Records for this task start

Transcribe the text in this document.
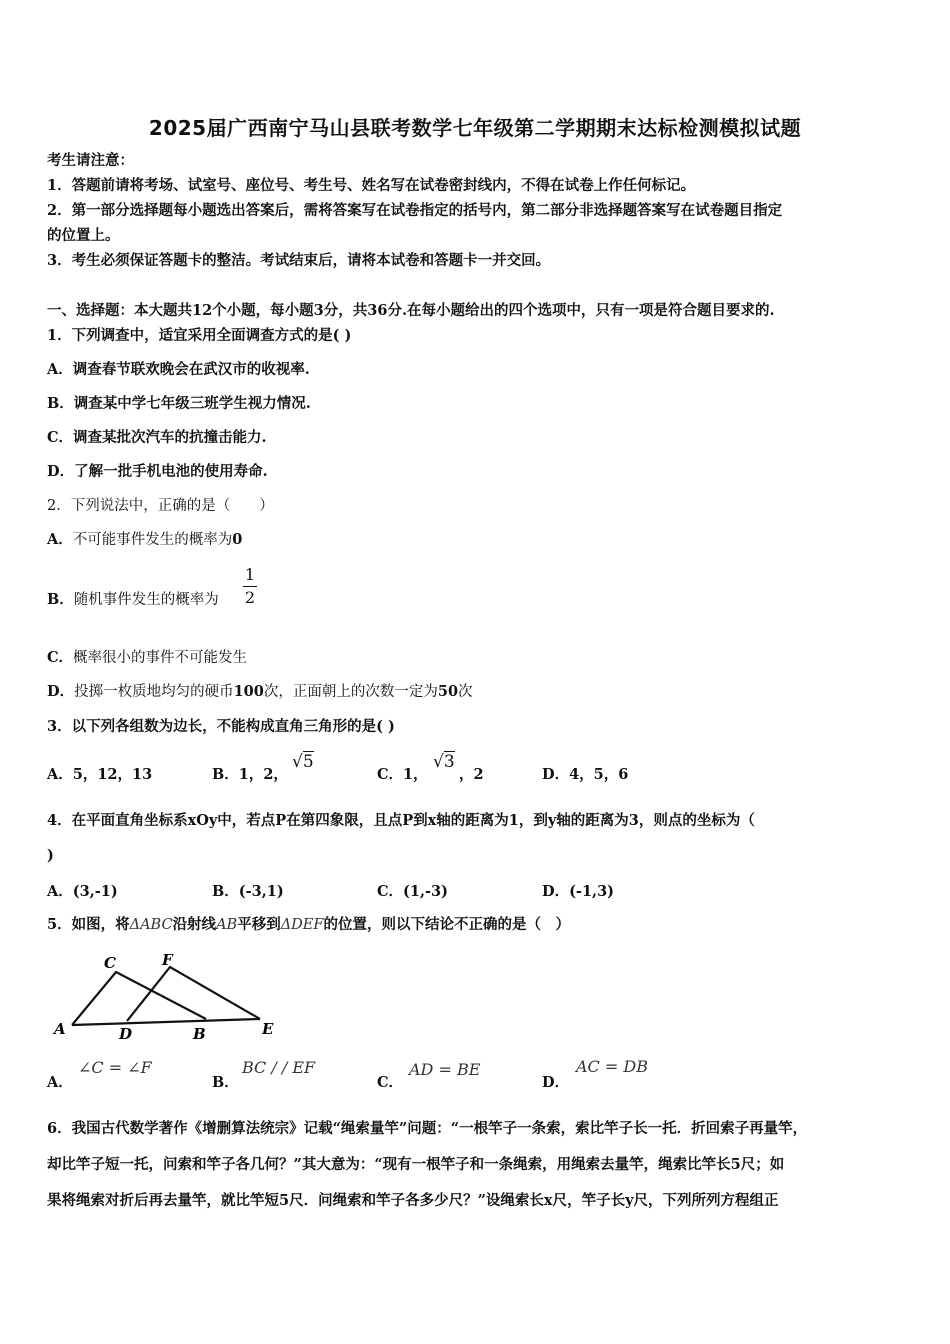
2025届广西南宁马山县联考数学七年级第二学期期末达标检测模拟试题
考生请注意：
1．答题前请将考场、试室号、座位号、考生号、姓名写在试卷密封线内，不得在试卷上作任何标记。
2．第一部分选择题每小题选出答案后，需将答案写在试卷指定的括号内，第二部分非选择题答案写在试卷题目指定
的位置上。
3．考生必须保证答题卡的整洁。考试结束后，请将本试卷和答题卡一并交回。
一、选择题：本大题共12个小题，每小题3分，共36分.在每小题给出的四个选项中，只有一项是符合题目要求的.
1．下列调查中，适宜采用全面调查方式的是( )
A．调查春节联欢晚会在武汉市的收视率.
B．调查某中学七年级三班学生视力情况.
C．调查某批次汽车的抗撞击能力.
D．了解一批手机电池的使用寿命.
2．下列说法中，正确的是（　　）
A．不可能事件发生的概率为0
B．随机事件发生的概率为 $\frac{1}{2}$
C．概率很小的事件不可能发生
D．投掷一枚质地均匀的硬币100次，正面朝上的次数一定为50次
3．以下列各组数为边长，不能构成直角三角形的是( )
A．5，12，13	B．1，2，
√5
C．1，
√3
，2	D．4，5，6
4．在平面直角坐标系xOy中，若点P在第四象限，且点P到x轴的距离为1，到y轴的距离为3，则点的坐标为（
)
A．(3,-1)	B．(-3,1)	C．(1,-3)	D．(-1,3)
5．如图，将ΔABC沿射线AB平移到ΔDEF的位置，则以下结论不正确的是（　）
C	F
A	D	B	E
A．
∠C = ∠F
B．
BC / / EF
C．
AD = BE
D．
AC = DB
6．我国古代数学著作《增删算法统宗》记载“绳索量竿”问题：“一根竿子一条索，索比竿子长一托．折回索子再量竿，
却比竿子短一托，问索和竿子各几何？”其大意为：“现有一根竿子和一条绳索，用绳索去量竿，绳索比竿长5尺；如
果将绳索对折后再去量竿，就比竿短5尺．问绳索和竿子各多少尺？”设绳索长x尺，竿子长y尺，下列所列方程组正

Records for this task end

### Exercise
Transcribe the entries above verbatim, omitting their pictures.

### The answer
Transcribe the text in this document.
2025届广西南宁马山县联考数学七年级第二学期期末达标检测模拟试题
考生请注意：
1．答题前请将考场、试室号、座位号、考生号、姓名写在试卷密封线内，不得在试卷上作任何标记。
2．第一部分选择题每小题选出答案后，需将答案写在试卷指定的括号内，第二部分非选择题答案写在试卷题目指定
的位置上。
3．考生必须保证答题卡的整洁。考试结束后，请将本试卷和答题卡一并交回。
一、选择题：本大题共12个小题，每小题3分，共36分.在每小题给出的四个选项中，只有一项是符合题目要求的.
1．下列调查中，适宜采用全面调查方式的是( )
A．调查春节联欢晚会在武汉市的收视率.
B．调查某中学七年级三班学生视力情况.
C．调查某批次汽车的抗撞击能力.
D．了解一批手机电池的使用寿命.
2．下列说法中，正确的是（　　）
A．不可能事件发生的概率为0
B．随机事件发生的概率为 $\frac{1}{2}$
C．概率很小的事件不可能发生
D．投掷一枚质地均匀的硬币100次，正面朝上的次数一定为50次
3．以下列各组数为边长，不能构成直角三角形的是( )
A．5，12，13	B．1，2，
√5
C．1，
√3
，2	D．4，5，6
4．在平面直角坐标系xOy中，若点P在第四象限，且点P到x轴的距离为1，到y轴的距离为3，则点的坐标为（
)
A．(3,-1)	B．(-3,1)	C．(1,-3)	D．(-1,3)
5．如图，将ΔABC沿射线AB平移到ΔDEF的位置，则以下结论不正确的是（　）
C	F
A	D	B	E
A．
∠C = ∠F
B．
BC / / EF
C．
AD = BE
D．
AC = DB
6．我国古代数学著作《增删算法统宗》记载“绳索量竿”问题：“一根竿子一条索，索比竿子长一托．折回索子再量竿，
却比竿子短一托，问索和竿子各几何？”其大意为：“现有一根竿子和一条绳索，用绳索去量竿，绳索比竿长5尺；如
果将绳索对折后再去量竿，就比竿短5尺．问绳索和竿子各多少尺？”设绳索长x尺，竿子长y尺，下列所列方程组正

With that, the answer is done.